Quote each line of the material verbatim, without the pictures.

### Dataset entries ###

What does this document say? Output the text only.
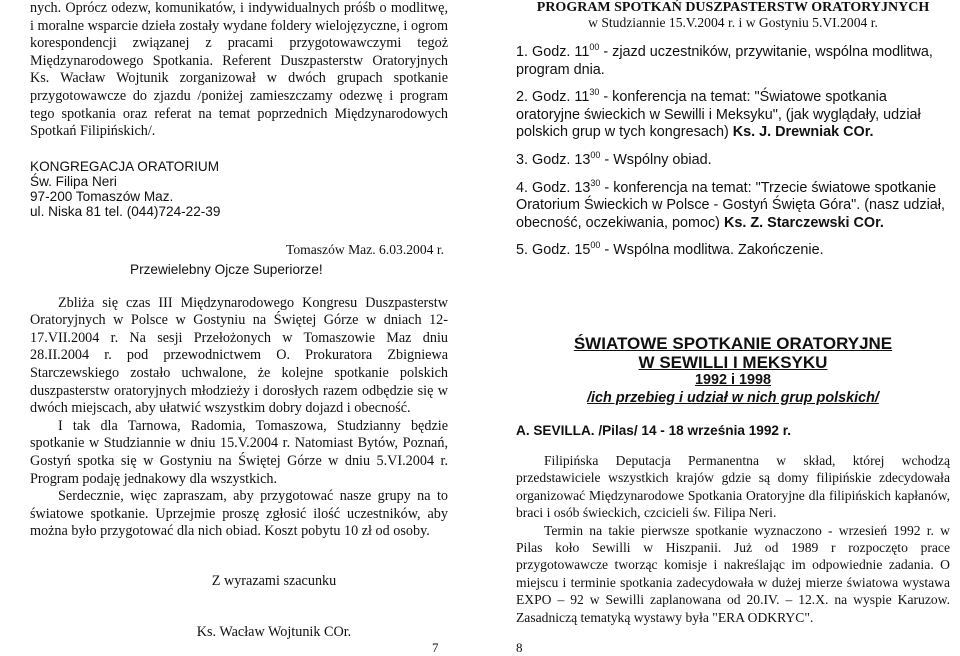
nych. Oprócz odezw, komunikatów, i indywidualnych próśb o modlitwę, i moralne wsparcie dzieła zostały wydane foldery wielojęzyczne, i ogrom korespondencji związanej z pracami przygotowawczymi tegoż Międzynarodowego Spotkania. Referent Duszpasterstw Oratoryjnych Ks. Wacław Wojtunik zorganizował w dwóch grupach spotkanie przygotowawcze do zjazdu /poniżej zamieszczamy odezwę i program tego spotkania oraz referat na temat poprzednich Międzynarodowych Spotkań Filipińskich/.

KONGREGACJA ORATORIUM
Św. Filipa Neri
97-200 Tomaszów Maz.
ul. Niska 81 tel. (044)724-22-39
Tomaszów Maz. 6.03.2004 r.
Przewielebny Ojcze Superiorze!

Zbliża się czas III Międzynarodowego Kongresu Duszpasterstw Oratoryjnych w Polsce w Gostyniu na Świętej Górze w dniach 12-17.VII.2004 r. Na sesji Przełożonych w Tomaszowie Maz dniu 28.II.2004 r. pod przewodnictwem O. Prokuratora Zbigniewa Starczewskiego zostało uchwalone, że kolejne spotkanie polskich duszpasterstw oratoryjnych młodzieży i dorosłych razem odbędzie się w dwóch miejscach, aby ułatwić wszystkim dobry dojazd i obecność.

I tak dla Tarnowa, Radomia, Tomaszowa, Studzianny będzie spotkanie w Studziannie w dniu 15.V.2004 r. Natomiast Bytów, Poznań, Gostyń spotka się w Gostyniu na Świętej Górze w dniu 5.VI.2004 r. Program podaję jednakowy dla wszystkich.

Serdecznie, więc zapraszam, aby przygotować nasze grupy na to światowe spotkanie. Uprzejmie proszę zgłosić ilość uczestników, aby można było przygotować dla nich obiad. Koszt pobytu 10 zł od osoby.

Z wyrazami szacunku
Ks. Wacław Wojtunik COr.
7
PROGRAM SPOTKAŃ DUSZPASTERSTW ORATORYJNYCH
w Studziannie 15.V.2004 r. i w Gostyniu 5.VI.2004 r.
1. Godz. $11^{00}$ - zjazd uczestników, przywitanie, wspólna modlitwa, program dnia.
2. Godz. $11^{30}$ - konferencja na temat: "Światowe spotkania oratoryjne świeckich w Sewilli i Meksyku", (jak wyglądały, udział polskich grup w tych kongresach) Ks. J. Drewniak COr.
3. Godz. $13^{00}$ - Wspólny obiad.
4. Godz. $13^{30}$ - konferencja na temat: "Trzecie światowe spotkanie Oratorium Świeckich w Polsce - Gostyń Święta Góra". (nasz udział, obecność, oczekiwania, pomoc) Ks. Z. Starczewski COr.
5. Godz. $15^{00}$ - Wspólna modlitwa. Zakończenie.
ŚWIATOWE SPOTKANIE ORATORYJNE
W SEWILLI I MEKSYKU
1992 i 1998
/ich przebieg i udział w nich grup polskich/
A. SEVILLA. /Pilas/ 14 - 18 września 1992 r.

Filipińska Deputacja Permanentna w skład, której wchodzą przedstawiciele wszystkich krajów gdzie są domy filipińskie zdecydowała organizować Międzynarodowe Spotkania Oratoryjne dla filipińskich kapłanów, braci i osób świeckich, czcicieli św. Filipa Neri.

Termin na takie pierwsze spotkanie wyznaczono - wrzesień 1992 r. w Pilas koło Sewilli w Hiszpanii. Już od 1989 r rozpoczęto prace przygotowawcze tworząc komisje i nakreślając im odpowiednie zadania. O miejscu i terminie spotkania zadecydowała w dużej mierze światowa wystawa EXPO – 92 w Sewilli zaplanowana od 20.IV. – 12.X. na wyspie Karuzow. Zasadniczą tematyką wystawy była "ERA ODKRYC".

8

###

Solution to the exercise —
What does this document say? Output the text only.
nych. Oprócz odezw, komunikatów, i indywidualnych próśb o modlitwę, i moralne wsparcie dzieła zostały wydane foldery wielojęzyczne, i ogrom korespondencji związanej z pracami przygotowawczymi tegoż Międzynarodowego Spotkania. Referent Duszpasterstw Oratoryjnych Ks. Wacław Wojtunik zorganizował w dwóch grupach spotkanie przygotowawcze do zjazdu /poniżej zamieszczamy odezwę i program tego spotkania oraz referat na temat poprzednich Międzynarodowych Spotkań Filipińskich/.

KONGREGACJA ORATORIUM
Św. Filipa Neri
97-200 Tomaszów Maz.
ul. Niska 81 tel. (044)724-22-39
Tomaszów Maz. 6.03.2004 r.
Przewielebny Ojcze Superiorze!

Zbliża się czas III Międzynarodowego Kongresu Duszpasterstw Oratoryjnych w Polsce w Gostyniu na Świętej Górze w dniach 12-17.VII.2004 r. Na sesji Przełożonych w Tomaszowie Maz dniu 28.II.2004 r. pod przewodnictwem O. Prokuratora Zbigniewa Starczewskiego zostało uchwalone, że kolejne spotkanie polskich duszpasterstw oratoryjnych młodzieży i dorosłych razem odbędzie się w dwóch miejscach, aby ułatwić wszystkim dobry dojazd i obecność.

I tak dla Tarnowa, Radomia, Tomaszowa, Studzianny będzie spotkanie w Studziannie w dniu 15.V.2004 r. Natomiast Bytów, Poznań, Gostyń spotka się w Gostyniu na Świętej Górze w dniu 5.VI.2004 r. Program podaję jednakowy dla wszystkich.

Serdecznie, więc zapraszam, aby przygotować nasze grupy na to światowe spotkanie. Uprzejmie proszę zgłosić ilość uczestników, aby można było przygotować dla nich obiad. Koszt pobytu 10 zł od osoby.

Z wyrazami szacunku
Ks. Wacław Wojtunik COr.
7
PROGRAM SPOTKAŃ DUSZPASTERSTW ORATORYJNYCH
w Studziannie 15.V.2004 r. i w Gostyniu 5.VI.2004 r.
1. Godz. $11^{00}$ - zjazd uczestników, przywitanie, wspólna modlitwa, program dnia.
2. Godz. $11^{30}$ - konferencja na temat: "Światowe spotkania oratoryjne świeckich w Sewilli i Meksyku", (jak wyglądały, udział polskich grup w tych kongresach) Ks. J. Drewniak COr.
3. Godz. $13^{00}$ - Wspólny obiad.
4. Godz. $13^{30}$ - konferencja na temat: "Trzecie światowe spotkanie Oratorium Świeckich w Polsce - Gostyń Święta Góra". (nasz udział, obecność, oczekiwania, pomoc) Ks. Z. Starczewski COr.
5. Godz. $15^{00}$ - Wspólna modlitwa. Zakończenie.
ŚWIATOWE SPOTKANIE ORATORYJNE
W SEWILLI I MEKSYKU
1992 i 1998
/ich przebieg i udział w nich grup polskich/
A. SEVILLA. /Pilas/ 14 - 18 września 1992 r.

Filipińska Deputacja Permanentna w skład, której wchodzą przedstawiciele wszystkich krajów gdzie są domy filipińskie zdecydowała organizować Międzynarodowe Spotkania Oratoryjne dla filipińskich kapłanów, braci i osób świeckich, czcicieli św. Filipa Neri.

Termin na takie pierwsze spotkanie wyznaczono - wrzesień 1992 r. w Pilas koło Sewilli w Hiszpanii. Już od 1989 r rozpoczęto prace przygotowawcze tworząc komisje i nakreślając im odpowiednie zadania. O miejscu i terminie spotkania zadecydowała w dużej mierze światowa wystawa EXPO – 92 w Sewilli zaplanowana od 20.IV. – 12.X. na wyspie Karuzow. Zasadniczą tematyką wystawy była "ERA ODKRYC".

8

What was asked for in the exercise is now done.